# Material
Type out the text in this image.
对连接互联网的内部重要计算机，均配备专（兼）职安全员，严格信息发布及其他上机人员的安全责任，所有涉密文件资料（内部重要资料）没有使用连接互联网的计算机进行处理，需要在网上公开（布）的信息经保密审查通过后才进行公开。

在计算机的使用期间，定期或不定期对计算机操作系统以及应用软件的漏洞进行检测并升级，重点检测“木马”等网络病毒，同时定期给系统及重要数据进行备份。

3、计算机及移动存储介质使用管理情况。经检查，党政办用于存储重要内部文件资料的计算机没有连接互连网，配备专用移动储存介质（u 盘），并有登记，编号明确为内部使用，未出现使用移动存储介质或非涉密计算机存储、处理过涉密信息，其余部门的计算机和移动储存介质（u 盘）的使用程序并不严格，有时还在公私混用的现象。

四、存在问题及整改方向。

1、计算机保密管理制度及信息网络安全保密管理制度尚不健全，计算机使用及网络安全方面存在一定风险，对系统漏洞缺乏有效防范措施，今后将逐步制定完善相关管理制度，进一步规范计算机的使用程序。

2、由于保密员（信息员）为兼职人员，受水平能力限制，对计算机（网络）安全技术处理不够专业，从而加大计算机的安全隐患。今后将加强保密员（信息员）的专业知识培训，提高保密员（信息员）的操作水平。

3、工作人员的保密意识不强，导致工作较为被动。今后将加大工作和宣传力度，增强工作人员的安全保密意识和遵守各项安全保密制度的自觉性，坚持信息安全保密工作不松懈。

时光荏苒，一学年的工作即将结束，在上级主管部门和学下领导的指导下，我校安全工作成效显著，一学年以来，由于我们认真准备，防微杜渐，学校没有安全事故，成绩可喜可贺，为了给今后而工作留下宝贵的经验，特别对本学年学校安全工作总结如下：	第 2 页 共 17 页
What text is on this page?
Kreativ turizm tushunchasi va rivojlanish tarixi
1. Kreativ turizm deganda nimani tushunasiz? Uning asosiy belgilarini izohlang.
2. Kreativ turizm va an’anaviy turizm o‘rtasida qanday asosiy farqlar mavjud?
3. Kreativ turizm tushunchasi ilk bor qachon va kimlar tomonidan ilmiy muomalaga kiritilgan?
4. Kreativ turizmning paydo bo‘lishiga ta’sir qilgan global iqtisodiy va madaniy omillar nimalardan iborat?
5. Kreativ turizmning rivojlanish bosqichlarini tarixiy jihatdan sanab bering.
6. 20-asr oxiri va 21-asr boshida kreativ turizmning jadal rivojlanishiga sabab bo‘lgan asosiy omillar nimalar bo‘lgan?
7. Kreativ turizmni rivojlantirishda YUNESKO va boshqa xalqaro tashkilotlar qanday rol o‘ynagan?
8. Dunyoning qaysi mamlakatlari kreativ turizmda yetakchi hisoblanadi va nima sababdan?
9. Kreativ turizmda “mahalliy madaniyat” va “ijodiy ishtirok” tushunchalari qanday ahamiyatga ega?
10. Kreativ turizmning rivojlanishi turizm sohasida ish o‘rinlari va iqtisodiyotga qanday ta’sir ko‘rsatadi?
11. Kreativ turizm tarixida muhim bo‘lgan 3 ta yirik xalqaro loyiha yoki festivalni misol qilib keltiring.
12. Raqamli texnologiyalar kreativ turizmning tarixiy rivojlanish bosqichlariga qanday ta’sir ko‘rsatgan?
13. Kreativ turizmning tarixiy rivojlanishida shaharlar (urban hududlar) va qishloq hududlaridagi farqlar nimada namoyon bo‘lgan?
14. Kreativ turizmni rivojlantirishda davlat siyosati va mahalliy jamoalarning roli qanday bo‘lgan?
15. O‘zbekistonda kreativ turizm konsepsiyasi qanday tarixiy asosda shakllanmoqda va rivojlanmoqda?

# Problem statement
Only lines with "text" are wanted here; list each of them.

# The answer
Type out the text in this image.
What text is on this page?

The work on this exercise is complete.